▶ [DO THIS]
Please output every line of the material as it stands, without the pictures.

▶ [SUPPLIED RECORDS]
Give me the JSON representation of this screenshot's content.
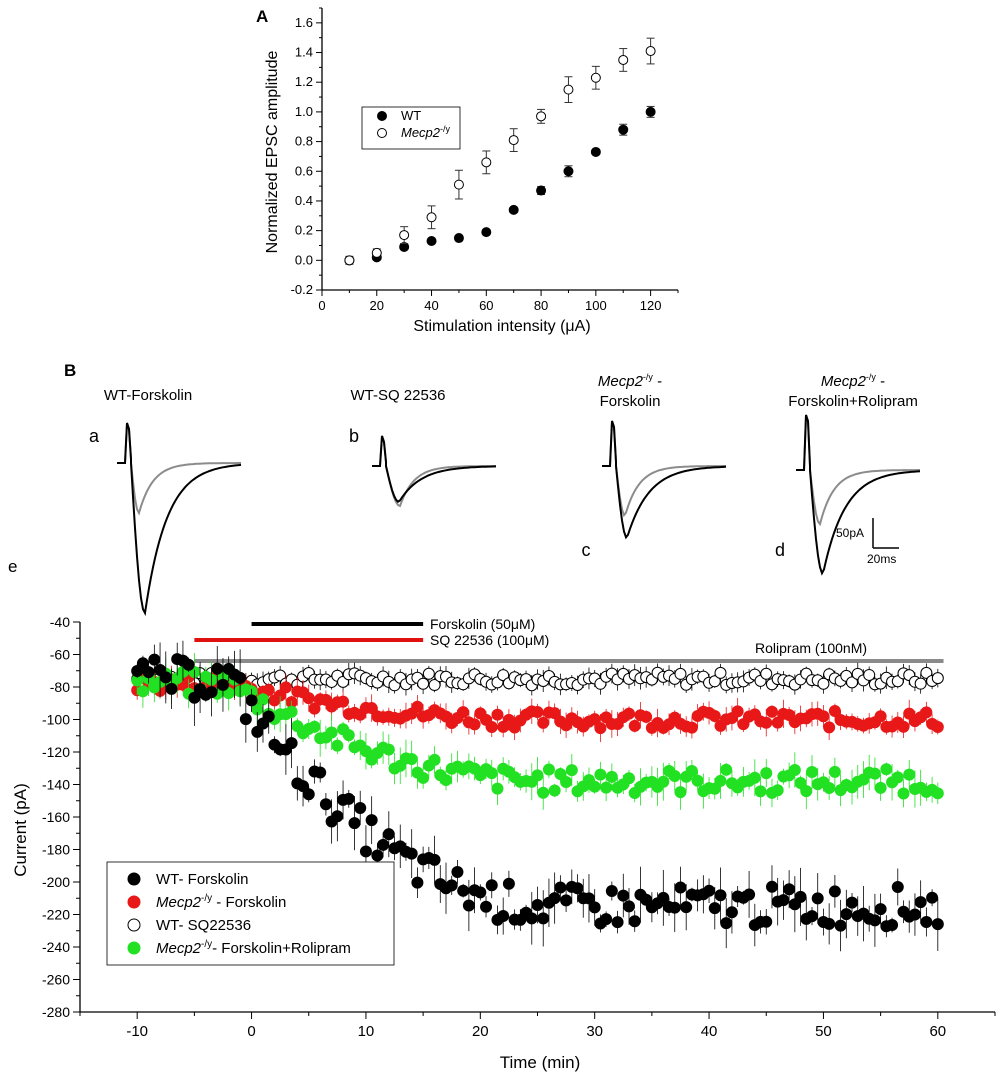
{
  "panel_A": {
    "label": "A",
    "chart_data": {
      "type": "scatter",
      "xlabel": "Stimulation intensity (μA)",
      "ylabel": "Normalized EPSC amplitude",
      "xlim": [
        0,
        130
      ],
      "ylim": [
        -0.2,
        1.7
      ],
      "x_ticks": [
        "0",
        "20",
        "40",
        "60",
        "80",
        "100",
        "120"
      ],
      "y_ticks": [
        "-0.2",
        "0.0",
        "0.2",
        "0.4",
        "0.6",
        "0.8",
        "1.0",
        "1.2",
        "1.4",
        "1.6"
      ],
      "series": [
        {
          "name": "WT",
          "filled": true,
          "x": [
            10,
            20,
            30,
            40,
            50,
            60,
            70,
            80,
            90,
            100,
            110,
            120
          ],
          "y": [
            0.0,
            0.02,
            0.09,
            0.13,
            0.15,
            0.19,
            0.34,
            0.47,
            0.6,
            0.73,
            0.88,
            1.0
          ],
          "err": [
            0.01,
            0.01,
            0.01,
            0.01,
            0.01,
            0.01,
            0.01,
            0.02,
            0.03,
            0.01,
            0.03,
            0.03
          ]
        },
        {
          "name": "Mecp2 -/y",
          "filled": false,
          "x": [
            10,
            20,
            30,
            40,
            50,
            60,
            70,
            80,
            90,
            100,
            110,
            120
          ],
          "y": [
            0.0,
            0.05,
            0.17,
            0.29,
            0.51,
            0.66,
            0.81,
            0.97,
            1.15,
            1.23,
            1.35,
            1.41
          ],
          "err": [
            0.02,
            0.02,
            0.05,
            0.07,
            0.09,
            0.07,
            0.07,
            0.04,
            0.08,
            0.07,
            0.07,
            0.08
          ]
        }
      ],
      "legend": [
        {
          "label": "WT",
          "italic": false,
          "sup": ""
        },
        {
          "label": "Mecp2",
          "italic": true,
          "sup": "-/y"
        }
      ]
    }
  },
  "panel_B": {
    "label": "B",
    "traces": [
      {
        "letter": "a",
        "title_lines": [
          "WT-Forskolin"
        ]
      },
      {
        "letter": "b",
        "title_lines": [
          "WT-SQ 22536"
        ]
      },
      {
        "letter": "c",
        "title_main": "Mecp2",
        "title_sup": "-/y",
        "title_tail": " -",
        "title_line2": "Forskolin"
      },
      {
        "letter": "d",
        "title_main": "Mecp2",
        "title_sup": "-/y",
        "title_tail": " -",
        "title_line2": "Forskolin+Rolipram"
      }
    ],
    "scale_bar": {
      "current": "50pA",
      "time": "20ms"
    }
  },
  "panel_e": {
    "label": "e",
    "chart_data": {
      "type": "scatter",
      "xlabel": "Time (min)",
      "ylabel": "Current (pA)",
      "xlim": [
        -15,
        65
      ],
      "ylim": [
        -280,
        -40
      ],
      "x_ticks": [
        "-10",
        "0",
        "10",
        "20",
        "30",
        "40",
        "50",
        "60"
      ],
      "y_ticks": [
        "-40",
        "-60",
        "-80",
        "-100",
        "-120",
        "-140",
        "-160",
        "-180",
        "-200",
        "-220",
        "-240",
        "-260",
        "-280"
      ],
      "drug_bars": [
        {
          "label": "Forskolin (50μM)",
          "start": 0,
          "end": 15,
          "color": "#000000"
        },
        {
          "label": "SQ 22536 (100μM)",
          "start": -5,
          "end": 15,
          "color": "#e01010"
        },
        {
          "label": "Rolipram (100nM)",
          "start": -5,
          "end": 60.5,
          "color": "#8a8a8a"
        }
      ],
      "series_summary": [
        {
          "name": "WT- Forskolin",
          "baseline": -75,
          "plateau": -215,
          "color": "#000000"
        },
        {
          "name": "Mecp2 -/y - Forskolin",
          "baseline": -78,
          "plateau": -100,
          "color": "#e81818"
        },
        {
          "name": "WT- SQ22536",
          "baseline": -75,
          "plateau": -75,
          "color": "#ffffff"
        },
        {
          "name": "Mecp2 -/y - Forskolin+Rolipram",
          "baseline": -78,
          "plateau": -138,
          "color": "#22e022"
        }
      ],
      "legend": [
        {
          "pre": "WT- Forskolin",
          "italic": "",
          "sup": "",
          "post": "",
          "color": "#000000",
          "open": false
        },
        {
          "pre": "",
          "italic": "Mecp2",
          "sup": "-/y",
          "post": " - Forskolin",
          "color": "#e81818",
          "open": false
        },
        {
          "pre": "WT- SQ22536",
          "italic": "",
          "sup": "",
          "post": "",
          "color": "#ffffff",
          "open": true
        },
        {
          "pre": "",
          "italic": "Mecp2",
          "sup": "-/y",
          "post": "- Forskolin+Rolipram",
          "color": "#22e022",
          "open": false
        }
      ]
    }
  }
}
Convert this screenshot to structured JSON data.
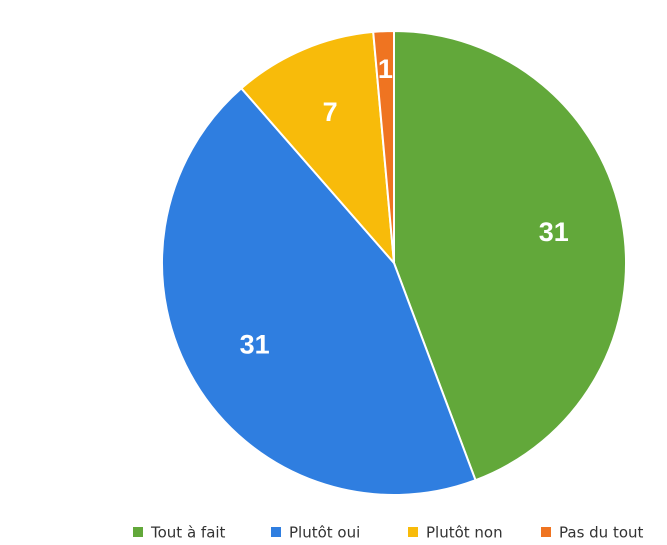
{
  "chart_data": {
    "type": "pie",
    "categories": [
      "Tout à fait",
      "Plutôt oui",
      "Plutôt non",
      "Pas du tout"
    ],
    "values": [
      31,
      31,
      7,
      1
    ],
    "colors": [
      "#62a83a",
      "#2f7ee0",
      "#f8bb0a",
      "#ef7421"
    ],
    "legend": "bottom"
  }
}
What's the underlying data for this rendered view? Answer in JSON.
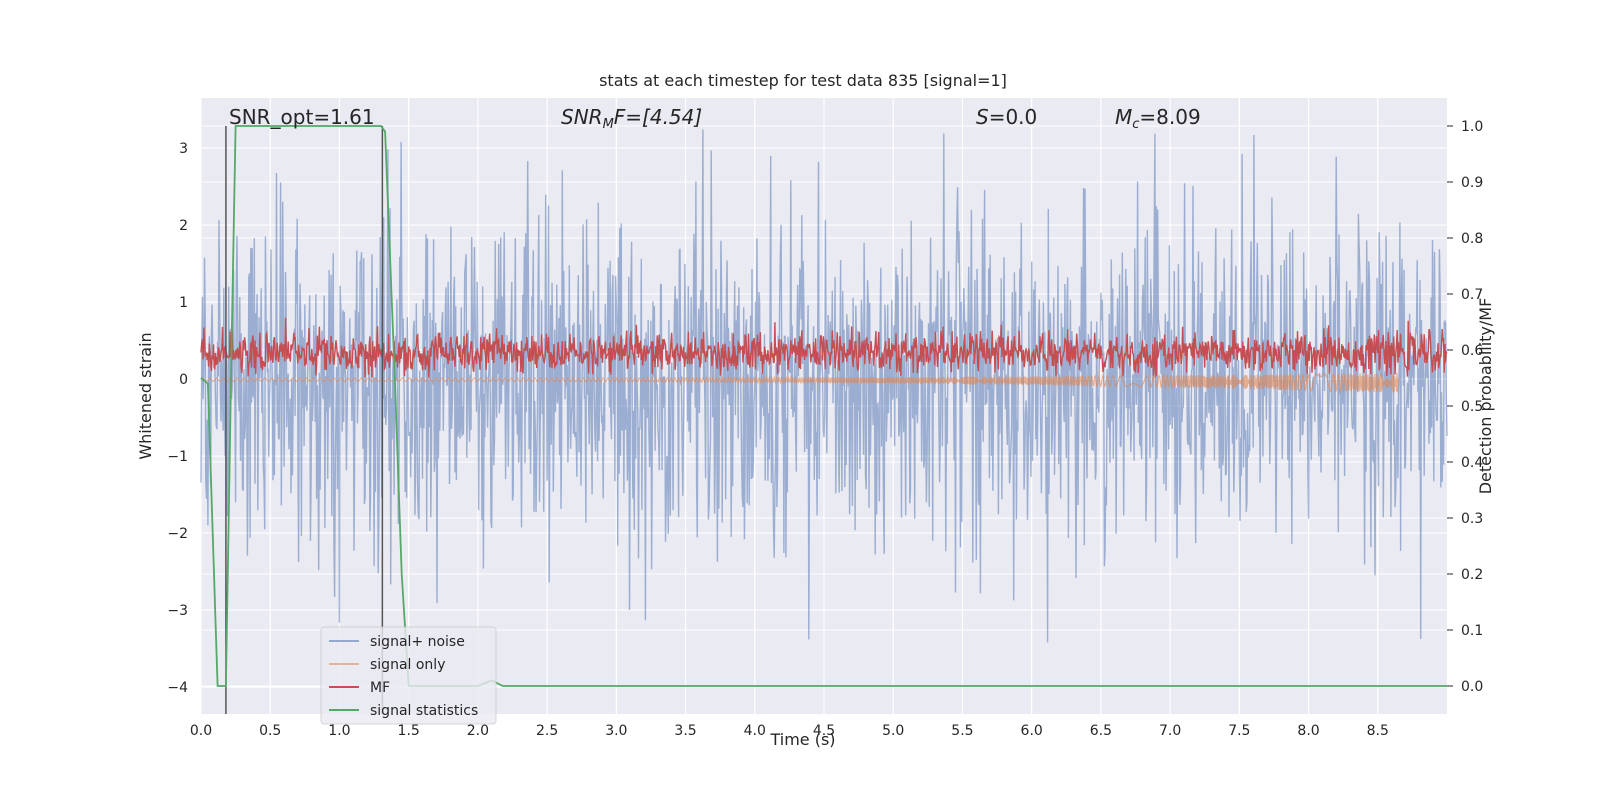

▶ [EXERCISE RESULT]
Give me the JSON representation of this screenshot's content.
{
  "panel_A": {
    "label": "A",
    "chart_data": {
      "type": "scatter",
      "xlabel": "Stimulation intensity (μA)",
      "ylabel": "Normalized EPSC amplitude",
      "xlim": [
        0,
        130
      ],
      "ylim": [
        -0.2,
        1.7
      ],
      "x_ticks": [
        "0",
        "20",
        "40",
        "60",
        "80",
        "100",
        "120"
      ],
      "y_ticks": [
        "-0.2",
        "0.0",
        "0.2",
        "0.4",
        "0.6",
        "0.8",
        "1.0",
        "1.2",
        "1.4",
        "1.6"
      ],
      "series": [
        {
          "name": "WT",
          "filled": true,
          "x": [
            10,
            20,
            30,
            40,
            50,
            60,
            70,
            80,
            90,
            100,
            110,
            120
          ],
          "y": [
            0.0,
            0.02,
            0.09,
            0.13,
            0.15,
            0.19,
            0.34,
            0.47,
            0.6,
            0.73,
            0.88,
            1.0
          ],
          "err": [
            0.01,
            0.01,
            0.01,
            0.01,
            0.01,
            0.01,
            0.01,
            0.02,
            0.03,
            0.01,
            0.03,
            0.03
          ]
        },
        {
          "name": "Mecp2 -/y",
          "filled": false,
          "x": [
            10,
            20,
            30,
            40,
            50,
            60,
            70,
            80,
            90,
            100,
            110,
            120
          ],
          "y": [
            0.0,
            0.05,
            0.17,
            0.29,
            0.51,
            0.66,
            0.81,
            0.97,
            1.15,
            1.23,
            1.35,
            1.41
          ],
          "err": [
            0.02,
            0.02,
            0.05,
            0.07,
            0.09,
            0.07,
            0.07,
            0.04,
            0.08,
            0.07,
            0.07,
            0.08
          ]
        }
      ],
      "legend": [
        {
          "label": "WT",
          "italic": false,
          "sup": ""
        },
        {
          "label": "Mecp2",
          "italic": true,
          "sup": "-/y"
        }
      ]
    }
  },
  "panel_B": {
    "label": "B",
    "traces": [
      {
        "letter": "a",
        "title_lines": [
          "WT-Forskolin"
        ]
      },
      {
        "letter": "b",
        "title_lines": [
          "WT-SQ 22536"
        ]
      },
      {
        "letter": "c",
        "title_main": "Mecp2",
        "title_sup": "-/y",
        "title_tail": " -",
        "title_line2": "Forskolin"
      },
      {
        "letter": "d",
        "title_main": "Mecp2",
        "title_sup": "-/y",
        "title_tail": " -",
        "title_line2": "Forskolin+Rolipram"
      }
    ],
    "scale_bar": {
      "current": "50pA",
      "time": "20ms"
    }
  },
  "panel_e": {
    "label": "e",
    "chart_data": {
      "type": "scatter",
      "xlabel": "Time (min)",
      "ylabel": "Current (pA)",
      "xlim": [
        -15,
        65
      ],
      "ylim": [
        -280,
        -40
      ],
      "x_ticks": [
        "-10",
        "0",
        "10",
        "20",
        "30",
        "40",
        "50",
        "60"
      ],
      "y_ticks": [
        "-40",
        "-60",
        "-80",
        "-100",
        "-120",
        "-140",
        "-160",
        "-180",
        "-200",
        "-220",
        "-240",
        "-260",
        "-280"
      ],
      "drug_bars": [
        {
          "label": "Forskolin (50μM)",
          "start": 0,
          "end": 15,
          "color": "#000000"
        },
        {
          "label": "SQ 22536 (100μM)",
          "start": -5,
          "end": 15,
          "color": "#e01010"
        },
        {
          "label": "Rolipram (100nM)",
          "start": -5,
          "end": 60.5,
          "color": "#8a8a8a"
        }
      ],
      "series_summary": [
        {
          "name": "WT- Forskolin",
          "baseline": -75,
          "plateau": -215,
          "color": "#000000"
        },
        {
          "name": "Mecp2 -/y - Forskolin",
          "baseline": -78,
          "plateau": -100,
          "color": "#e81818"
        },
        {
          "name": "WT- SQ22536",
          "baseline": -75,
          "plateau": -75,
          "color": "#ffffff"
        },
        {
          "name": "Mecp2 -/y - Forskolin+Rolipram",
          "baseline": -78,
          "plateau": -138,
          "color": "#22e022"
        }
      ],
      "legend": [
        {
          "pre": "WT- Forskolin",
          "italic": "",
          "sup": "",
          "post": "",
          "color": "#000000",
          "open": false
        },
        {
          "pre": "",
          "italic": "Mecp2",
          "sup": "-/y",
          "post": " - Forskolin",
          "color": "#e81818",
          "open": false
        },
        {
          "pre": "WT- SQ22536",
          "italic": "",
          "sup": "",
          "post": "",
          "color": "#ffffff",
          "open": true
        },
        {
          "pre": "",
          "italic": "Mecp2",
          "sup": "-/y",
          "post": "- Forskolin+Rolipram",
          "color": "#22e022",
          "open": false
        }
      ]
    }
  }
}
Convert this screenshot to structured JSON data.
{
  "chart_data": {
    "type": "pie",
    "categories": [
      "Tout à fait",
      "Plutôt oui",
      "Plutôt non",
      "Pas du tout"
    ],
    "values": [
      31,
      31,
      7,
      1
    ],
    "colors": [
      "#62a83a",
      "#2f7ee0",
      "#f8bb0a",
      "#ef7421"
    ],
    "legend": "bottom"
  }
}
What's the underlying data for this rendered view? Answer in JSON.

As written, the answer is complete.